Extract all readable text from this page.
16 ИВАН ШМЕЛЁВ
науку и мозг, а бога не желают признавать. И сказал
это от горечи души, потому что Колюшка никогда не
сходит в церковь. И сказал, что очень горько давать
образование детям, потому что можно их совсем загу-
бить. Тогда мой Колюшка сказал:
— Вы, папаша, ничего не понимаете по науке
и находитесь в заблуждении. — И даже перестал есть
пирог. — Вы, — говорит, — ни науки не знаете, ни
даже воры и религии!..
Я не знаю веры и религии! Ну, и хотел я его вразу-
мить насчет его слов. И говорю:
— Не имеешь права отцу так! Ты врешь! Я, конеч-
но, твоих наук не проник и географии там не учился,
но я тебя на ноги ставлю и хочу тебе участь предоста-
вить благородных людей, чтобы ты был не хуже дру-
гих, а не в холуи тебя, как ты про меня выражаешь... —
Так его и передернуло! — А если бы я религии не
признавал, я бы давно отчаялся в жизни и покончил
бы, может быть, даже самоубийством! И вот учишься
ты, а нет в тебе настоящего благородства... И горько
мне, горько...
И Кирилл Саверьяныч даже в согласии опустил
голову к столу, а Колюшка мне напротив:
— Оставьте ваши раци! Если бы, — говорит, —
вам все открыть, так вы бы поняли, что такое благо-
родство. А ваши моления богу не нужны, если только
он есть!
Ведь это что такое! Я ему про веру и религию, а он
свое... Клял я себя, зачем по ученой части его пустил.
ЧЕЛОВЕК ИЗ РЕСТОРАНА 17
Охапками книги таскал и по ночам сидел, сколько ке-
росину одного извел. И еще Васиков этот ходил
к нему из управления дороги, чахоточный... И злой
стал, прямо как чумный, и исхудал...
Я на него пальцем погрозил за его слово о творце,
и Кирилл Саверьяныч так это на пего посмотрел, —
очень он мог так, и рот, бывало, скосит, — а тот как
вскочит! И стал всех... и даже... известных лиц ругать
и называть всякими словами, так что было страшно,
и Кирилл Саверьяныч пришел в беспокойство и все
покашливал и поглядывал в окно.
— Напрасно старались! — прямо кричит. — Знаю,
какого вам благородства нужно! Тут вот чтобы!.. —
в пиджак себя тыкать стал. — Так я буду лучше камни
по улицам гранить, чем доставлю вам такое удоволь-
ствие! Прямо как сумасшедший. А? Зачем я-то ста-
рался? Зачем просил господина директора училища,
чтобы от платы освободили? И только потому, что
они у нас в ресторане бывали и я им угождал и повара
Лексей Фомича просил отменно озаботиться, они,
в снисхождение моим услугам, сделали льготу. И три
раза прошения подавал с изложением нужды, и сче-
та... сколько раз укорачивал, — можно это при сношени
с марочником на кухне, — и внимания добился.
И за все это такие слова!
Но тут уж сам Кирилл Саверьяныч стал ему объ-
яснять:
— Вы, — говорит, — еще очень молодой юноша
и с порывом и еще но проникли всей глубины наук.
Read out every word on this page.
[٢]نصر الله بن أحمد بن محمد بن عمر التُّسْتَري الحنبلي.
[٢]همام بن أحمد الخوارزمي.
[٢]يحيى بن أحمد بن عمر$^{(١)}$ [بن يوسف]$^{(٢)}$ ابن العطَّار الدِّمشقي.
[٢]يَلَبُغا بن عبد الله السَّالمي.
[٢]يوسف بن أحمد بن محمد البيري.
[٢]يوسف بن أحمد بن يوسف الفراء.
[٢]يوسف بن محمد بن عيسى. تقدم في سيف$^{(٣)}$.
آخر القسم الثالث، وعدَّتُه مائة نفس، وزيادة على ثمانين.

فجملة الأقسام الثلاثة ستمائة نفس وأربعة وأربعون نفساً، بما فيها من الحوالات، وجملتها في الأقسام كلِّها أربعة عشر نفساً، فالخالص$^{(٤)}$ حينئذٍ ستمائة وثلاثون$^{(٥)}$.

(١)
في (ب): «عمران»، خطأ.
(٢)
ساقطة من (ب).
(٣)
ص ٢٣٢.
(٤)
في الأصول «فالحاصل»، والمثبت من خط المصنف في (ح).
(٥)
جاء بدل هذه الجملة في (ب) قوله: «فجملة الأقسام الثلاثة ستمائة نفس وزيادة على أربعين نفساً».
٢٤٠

→ Task to complete: Your task is to collect every line above that contains the word "просил".

→ Exercise answer:
рался? Зачем просил господина директора училища,
Лексей Фомича просил отменно озаботиться, они,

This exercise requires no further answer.